[Exercise description] Restate the data word for word and leave the images out.

[start Working data]

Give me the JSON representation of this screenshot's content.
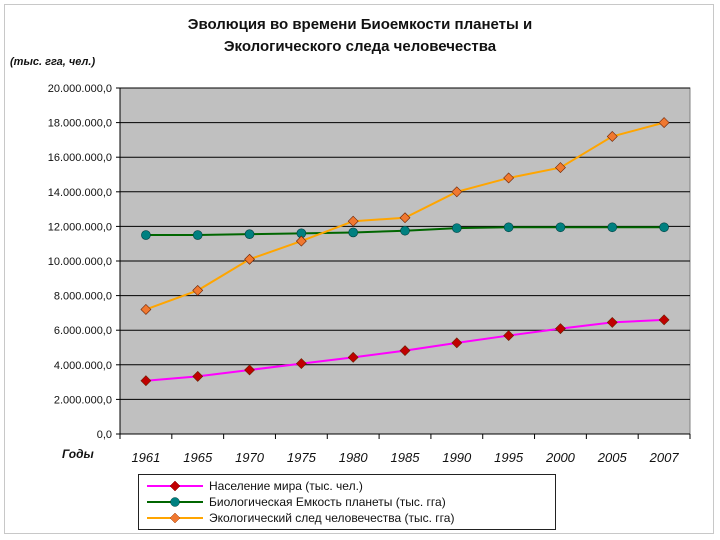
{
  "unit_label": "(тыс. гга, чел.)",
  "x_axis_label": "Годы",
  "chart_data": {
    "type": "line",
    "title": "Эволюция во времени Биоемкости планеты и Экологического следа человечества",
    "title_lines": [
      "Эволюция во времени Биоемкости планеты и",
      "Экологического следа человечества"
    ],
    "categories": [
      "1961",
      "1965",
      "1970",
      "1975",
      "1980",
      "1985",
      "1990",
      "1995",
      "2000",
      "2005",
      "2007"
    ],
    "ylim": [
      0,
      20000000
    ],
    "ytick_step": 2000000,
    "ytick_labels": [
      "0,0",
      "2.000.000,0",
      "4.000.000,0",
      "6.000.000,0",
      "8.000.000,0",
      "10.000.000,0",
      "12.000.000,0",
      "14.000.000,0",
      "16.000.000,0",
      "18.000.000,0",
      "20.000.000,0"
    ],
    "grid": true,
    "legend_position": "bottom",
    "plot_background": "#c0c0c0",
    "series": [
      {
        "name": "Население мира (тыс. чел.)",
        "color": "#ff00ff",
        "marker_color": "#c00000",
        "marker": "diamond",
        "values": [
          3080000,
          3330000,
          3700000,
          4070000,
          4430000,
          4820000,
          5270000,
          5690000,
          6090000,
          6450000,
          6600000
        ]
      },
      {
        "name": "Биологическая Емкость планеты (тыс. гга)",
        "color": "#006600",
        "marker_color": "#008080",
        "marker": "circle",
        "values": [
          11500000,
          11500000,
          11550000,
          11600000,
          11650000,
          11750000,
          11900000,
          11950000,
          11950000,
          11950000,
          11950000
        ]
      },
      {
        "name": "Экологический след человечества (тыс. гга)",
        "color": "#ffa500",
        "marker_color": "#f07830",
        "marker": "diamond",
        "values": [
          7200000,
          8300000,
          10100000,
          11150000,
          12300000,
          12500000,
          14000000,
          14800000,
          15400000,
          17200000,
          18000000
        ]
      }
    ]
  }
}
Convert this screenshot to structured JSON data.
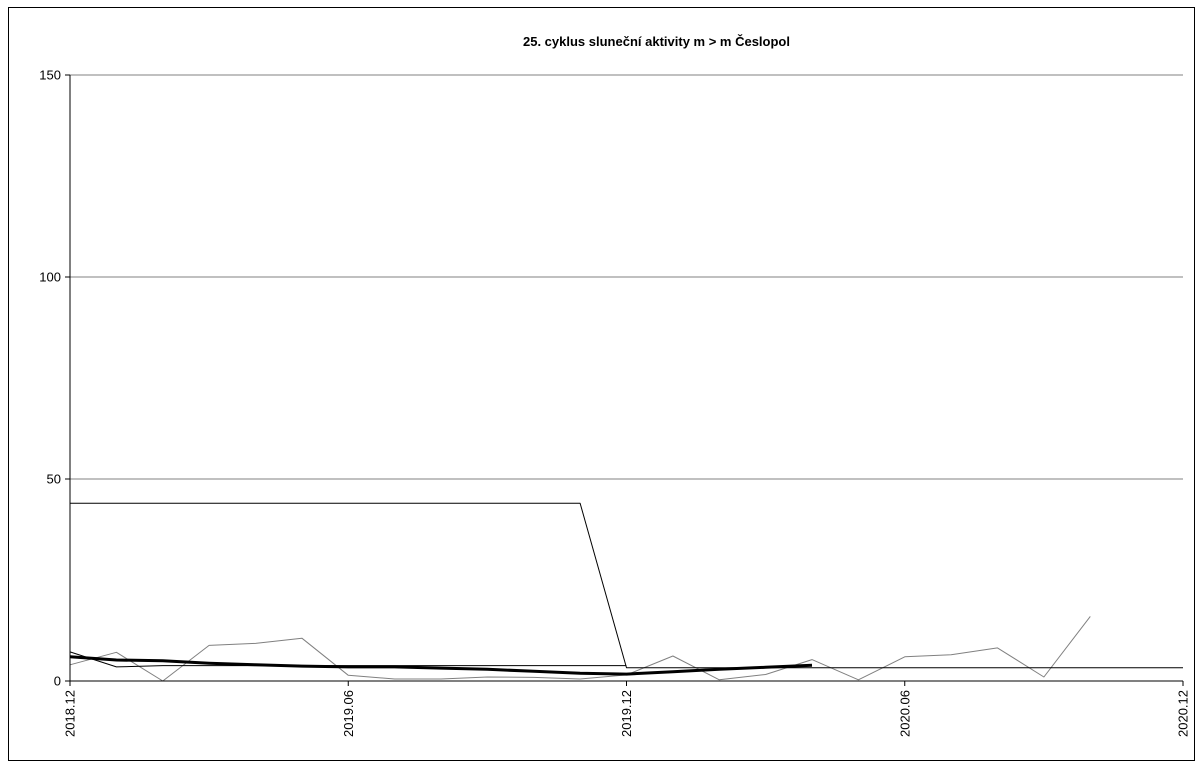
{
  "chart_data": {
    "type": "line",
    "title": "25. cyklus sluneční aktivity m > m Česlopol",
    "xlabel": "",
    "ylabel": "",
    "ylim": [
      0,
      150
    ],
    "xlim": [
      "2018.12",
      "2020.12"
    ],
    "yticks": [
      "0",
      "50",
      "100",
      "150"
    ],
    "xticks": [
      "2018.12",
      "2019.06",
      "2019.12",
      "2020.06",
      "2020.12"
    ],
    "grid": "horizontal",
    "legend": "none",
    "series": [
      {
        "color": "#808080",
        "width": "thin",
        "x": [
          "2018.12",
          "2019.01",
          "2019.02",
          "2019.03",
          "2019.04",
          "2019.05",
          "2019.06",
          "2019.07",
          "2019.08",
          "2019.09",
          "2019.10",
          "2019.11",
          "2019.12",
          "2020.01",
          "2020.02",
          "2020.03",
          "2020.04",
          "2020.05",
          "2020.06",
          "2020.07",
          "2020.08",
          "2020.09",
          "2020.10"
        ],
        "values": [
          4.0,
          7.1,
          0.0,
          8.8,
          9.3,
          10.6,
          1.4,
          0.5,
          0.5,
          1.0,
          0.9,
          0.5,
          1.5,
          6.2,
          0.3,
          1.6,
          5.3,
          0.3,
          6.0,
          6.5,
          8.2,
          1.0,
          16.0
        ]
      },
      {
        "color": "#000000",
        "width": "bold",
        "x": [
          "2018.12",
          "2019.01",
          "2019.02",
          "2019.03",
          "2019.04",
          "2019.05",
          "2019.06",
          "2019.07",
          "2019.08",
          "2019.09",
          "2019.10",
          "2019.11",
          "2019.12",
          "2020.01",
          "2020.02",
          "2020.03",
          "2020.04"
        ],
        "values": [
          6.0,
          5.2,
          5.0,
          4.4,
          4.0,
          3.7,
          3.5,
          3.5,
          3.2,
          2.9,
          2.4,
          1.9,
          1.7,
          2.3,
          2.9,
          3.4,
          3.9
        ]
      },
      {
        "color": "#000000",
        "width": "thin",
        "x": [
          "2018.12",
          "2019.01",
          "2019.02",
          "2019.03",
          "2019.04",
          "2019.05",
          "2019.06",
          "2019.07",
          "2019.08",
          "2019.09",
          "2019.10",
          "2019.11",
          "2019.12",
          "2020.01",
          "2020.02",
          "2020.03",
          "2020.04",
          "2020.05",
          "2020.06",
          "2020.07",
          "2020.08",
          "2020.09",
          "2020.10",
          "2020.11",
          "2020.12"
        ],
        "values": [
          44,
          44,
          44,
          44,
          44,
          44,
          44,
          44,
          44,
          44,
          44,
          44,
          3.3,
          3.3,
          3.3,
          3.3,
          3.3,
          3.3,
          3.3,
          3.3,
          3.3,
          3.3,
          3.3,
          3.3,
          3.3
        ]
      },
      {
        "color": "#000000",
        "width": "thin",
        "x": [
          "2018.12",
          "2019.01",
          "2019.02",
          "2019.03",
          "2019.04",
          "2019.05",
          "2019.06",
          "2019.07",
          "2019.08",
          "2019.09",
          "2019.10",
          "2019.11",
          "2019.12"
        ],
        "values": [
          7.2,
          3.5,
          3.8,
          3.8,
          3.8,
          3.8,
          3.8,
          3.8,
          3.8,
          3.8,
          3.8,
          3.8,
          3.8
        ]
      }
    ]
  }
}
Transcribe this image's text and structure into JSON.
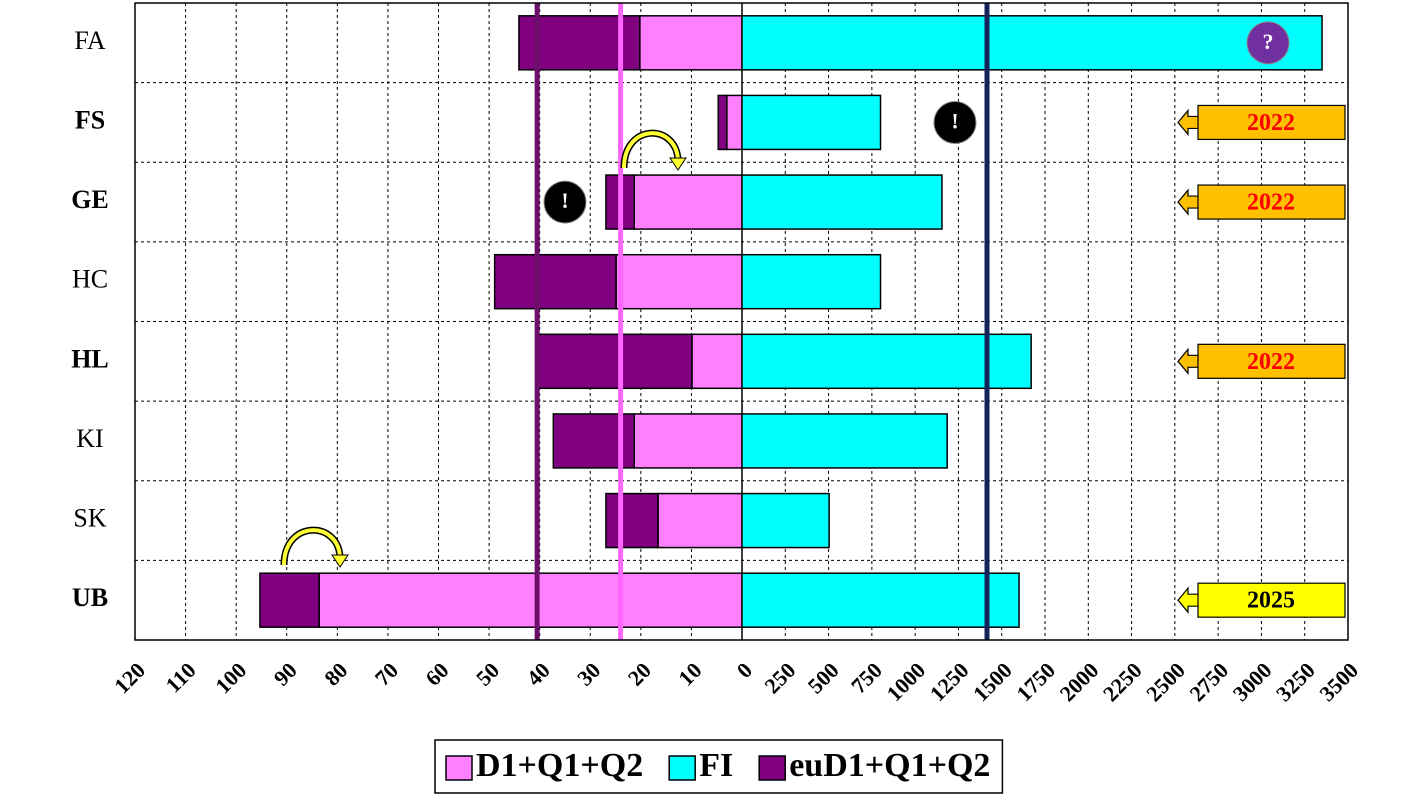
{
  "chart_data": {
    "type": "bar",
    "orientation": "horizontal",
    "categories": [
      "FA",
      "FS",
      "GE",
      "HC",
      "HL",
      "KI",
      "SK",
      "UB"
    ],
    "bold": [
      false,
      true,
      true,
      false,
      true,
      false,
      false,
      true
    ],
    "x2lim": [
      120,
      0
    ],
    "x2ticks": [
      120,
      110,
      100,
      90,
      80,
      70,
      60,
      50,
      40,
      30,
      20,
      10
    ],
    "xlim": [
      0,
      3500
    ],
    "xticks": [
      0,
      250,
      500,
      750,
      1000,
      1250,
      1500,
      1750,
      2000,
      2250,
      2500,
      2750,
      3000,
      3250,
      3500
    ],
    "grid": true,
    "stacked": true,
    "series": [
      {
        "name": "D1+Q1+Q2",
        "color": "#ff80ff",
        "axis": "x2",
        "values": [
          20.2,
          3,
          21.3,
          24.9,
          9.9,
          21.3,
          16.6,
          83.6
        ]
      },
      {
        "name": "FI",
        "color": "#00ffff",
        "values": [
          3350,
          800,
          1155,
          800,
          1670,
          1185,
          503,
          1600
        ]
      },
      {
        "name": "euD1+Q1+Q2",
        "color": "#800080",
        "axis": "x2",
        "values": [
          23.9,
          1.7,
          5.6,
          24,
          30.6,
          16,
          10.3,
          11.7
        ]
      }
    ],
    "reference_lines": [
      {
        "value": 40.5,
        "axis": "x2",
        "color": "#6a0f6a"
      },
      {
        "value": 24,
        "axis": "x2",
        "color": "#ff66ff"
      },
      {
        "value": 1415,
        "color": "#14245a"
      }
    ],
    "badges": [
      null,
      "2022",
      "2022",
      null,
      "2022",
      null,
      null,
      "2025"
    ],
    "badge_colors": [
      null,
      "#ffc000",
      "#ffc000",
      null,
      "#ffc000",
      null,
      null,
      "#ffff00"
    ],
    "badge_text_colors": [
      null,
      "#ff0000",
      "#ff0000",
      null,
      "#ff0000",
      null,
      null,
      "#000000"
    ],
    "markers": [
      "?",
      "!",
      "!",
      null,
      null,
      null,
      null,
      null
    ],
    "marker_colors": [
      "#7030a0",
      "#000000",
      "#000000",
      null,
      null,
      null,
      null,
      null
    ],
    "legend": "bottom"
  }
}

[end Working data]

[Full solution]
Give me the JSON representation of this screenshot's content.
{
  "unit_label": "(тыс. гга, чел.)",
  "x_axis_label": "Годы",
  "chart_data": {
    "type": "line",
    "title": "Эволюция во времени Биоемкости планеты и Экологического следа человечества",
    "title_lines": [
      "Эволюция во времени Биоемкости планеты и",
      "Экологического следа человечества"
    ],
    "categories": [
      "1961",
      "1965",
      "1970",
      "1975",
      "1980",
      "1985",
      "1990",
      "1995",
      "2000",
      "2005",
      "2007"
    ],
    "ylim": [
      0,
      20000000
    ],
    "ytick_step": 2000000,
    "ytick_labels": [
      "0,0",
      "2.000.000,0",
      "4.000.000,0",
      "6.000.000,0",
      "8.000.000,0",
      "10.000.000,0",
      "12.000.000,0",
      "14.000.000,0",
      "16.000.000,0",
      "18.000.000,0",
      "20.000.000,0"
    ],
    "grid": true,
    "legend_position": "bottom",
    "plot_background": "#c0c0c0",
    "series": [
      {
        "name": "Население мира (тыс. чел.)",
        "color": "#ff00ff",
        "marker_color": "#c00000",
        "marker": "diamond",
        "values": [
          3080000,
          3330000,
          3700000,
          4070000,
          4430000,
          4820000,
          5270000,
          5690000,
          6090000,
          6450000,
          6600000
        ]
      },
      {
        "name": "Биологическая Емкость планеты (тыс. гга)",
        "color": "#006600",
        "marker_color": "#008080",
        "marker": "circle",
        "values": [
          11500000,
          11500000,
          11550000,
          11600000,
          11650000,
          11750000,
          11900000,
          11950000,
          11950000,
          11950000,
          11950000
        ]
      },
      {
        "name": "Экологический след человечества (тыс. гга)",
        "color": "#ffa500",
        "marker_color": "#f07830",
        "marker": "diamond",
        "values": [
          7200000,
          8300000,
          10100000,
          11150000,
          12300000,
          12500000,
          14000000,
          14800000,
          15400000,
          17200000,
          18000000
        ]
      }
    ]
  }
}
Convert this screenshot to structured JSON data.
{
  "chart_data": {
    "type": "line",
    "title": "25. cyklus sluneční aktivity m > m Česlopol",
    "xlabel": "",
    "ylabel": "",
    "ylim": [
      0,
      150
    ],
    "xlim": [
      "2018.12",
      "2020.12"
    ],
    "yticks": [
      "0",
      "50",
      "100",
      "150"
    ],
    "xticks": [
      "2018.12",
      "2019.06",
      "2019.12",
      "2020.06",
      "2020.12"
    ],
    "grid": "horizontal",
    "legend": "none",
    "series": [
      {
        "color": "#808080",
        "width": "thin",
        "x": [
          "2018.12",
          "2019.01",
          "2019.02",
          "2019.03",
          "2019.04",
          "2019.05",
          "2019.06",
          "2019.07",
          "2019.08",
          "2019.09",
          "2019.10",
          "2019.11",
          "2019.12",
          "2020.01",
          "2020.02",
          "2020.03",
          "2020.04",
          "2020.05",
          "2020.06",
          "2020.07",
          "2020.08",
          "2020.09",
          "2020.10"
        ],
        "values": [
          4.0,
          7.1,
          0.0,
          8.8,
          9.3,
          10.6,
          1.4,
          0.5,
          0.5,
          1.0,
          0.9,
          0.5,
          1.5,
          6.2,
          0.3,
          1.6,
          5.3,
          0.3,
          6.0,
          6.5,
          8.2,
          1.0,
          16.0
        ]
      },
      {
        "color": "#000000",
        "width": "bold",
        "x": [
          "2018.12",
          "2019.01",
          "2019.02",
          "2019.03",
          "2019.04",
          "2019.05",
          "2019.06",
          "2019.07",
          "2019.08",
          "2019.09",
          "2019.10",
          "2019.11",
          "2019.12",
          "2020.01",
          "2020.02",
          "2020.03",
          "2020.04"
        ],
        "values": [
          6.0,
          5.2,
          5.0,
          4.4,
          4.0,
          3.7,
          3.5,
          3.5,
          3.2,
          2.9,
          2.4,
          1.9,
          1.7,
          2.3,
          2.9,
          3.4,
          3.9
        ]
      },
      {
        "color": "#000000",
        "width": "thin",
        "x": [
          "2018.12",
          "2019.01",
          "2019.02",
          "2019.03",
          "2019.04",
          "2019.05",
          "2019.06",
          "2019.07",
          "2019.08",
          "2019.09",
          "2019.10",
          "2019.11",
          "2019.12",
          "2020.01",
          "2020.02",
          "2020.03",
          "2020.04",
          "2020.05",
          "2020.06",
          "2020.07",
          "2020.08",
          "2020.09",
          "2020.10",
          "2020.11",
          "2020.12"
        ],
        "values": [
          44,
          44,
          44,
          44,
          44,
          44,
          44,
          44,
          44,
          44,
          44,
          44,
          3.3,
          3.3,
          3.3,
          3.3,
          3.3,
          3.3,
          3.3,
          3.3,
          3.3,
          3.3,
          3.3,
          3.3,
          3.3
        ]
      },
      {
        "color": "#000000",
        "width": "thin",
        "x": [
          "2018.12",
          "2019.01",
          "2019.02",
          "2019.03",
          "2019.04",
          "2019.05",
          "2019.06",
          "2019.07",
          "2019.08",
          "2019.09",
          "2019.10",
          "2019.11",
          "2019.12"
        ],
        "values": [
          7.2,
          3.5,
          3.8,
          3.8,
          3.8,
          3.8,
          3.8,
          3.8,
          3.8,
          3.8,
          3.8,
          3.8,
          3.8
        ]
      }
    ]
  }
}
Transcribe this image's text and structure into JSON.
{
  "chart_data": {
    "type": "bar",
    "orientation": "horizontal",
    "categories": [
      "FA",
      "FS",
      "GE",
      "HC",
      "HL",
      "KI",
      "SK",
      "UB"
    ],
    "bold": [
      false,
      true,
      true,
      false,
      true,
      false,
      false,
      true
    ],
    "x2lim": [
      120,
      0
    ],
    "x2ticks": [
      120,
      110,
      100,
      90,
      80,
      70,
      60,
      50,
      40,
      30,
      20,
      10
    ],
    "xlim": [
      0,
      3500
    ],
    "xticks": [
      0,
      250,
      500,
      750,
      1000,
      1250,
      1500,
      1750,
      2000,
      2250,
      2500,
      2750,
      3000,
      3250,
      3500
    ],
    "grid": true,
    "stacked": true,
    "series": [
      {
        "name": "D1+Q1+Q2",
        "color": "#ff80ff",
        "axis": "x2",
        "values": [
          20.2,
          3,
          21.3,
          24.9,
          9.9,
          21.3,
          16.6,
          83.6
        ]
      },
      {
        "name": "FI",
        "color": "#00ffff",
        "values": [
          3350,
          800,
          1155,
          800,
          1670,
          1185,
          503,
          1600
        ]
      },
      {
        "name": "euD1+Q1+Q2",
        "color": "#800080",
        "axis": "x2",
        "values": [
          23.9,
          1.7,
          5.6,
          24,
          30.6,
          16,
          10.3,
          11.7
        ]
      }
    ],
    "reference_lines": [
      {
        "value": 40.5,
        "axis": "x2",
        "color": "#6a0f6a"
      },
      {
        "value": 24,
        "axis": "x2",
        "color": "#ff66ff"
      },
      {
        "value": 1415,
        "color": "#14245a"
      }
    ],
    "badges": [
      null,
      "2022",
      "2022",
      null,
      "2022",
      null,
      null,
      "2025"
    ],
    "badge_colors": [
      null,
      "#ffc000",
      "#ffc000",
      null,
      "#ffc000",
      null,
      null,
      "#ffff00"
    ],
    "badge_text_colors": [
      null,
      "#ff0000",
      "#ff0000",
      null,
      "#ff0000",
      null,
      null,
      "#000000"
    ],
    "markers": [
      "?",
      "!",
      "!",
      null,
      null,
      null,
      null,
      null
    ],
    "marker_colors": [
      "#7030a0",
      "#000000",
      "#000000",
      null,
      null,
      null,
      null,
      null
    ],
    "legend": "bottom"
  }
}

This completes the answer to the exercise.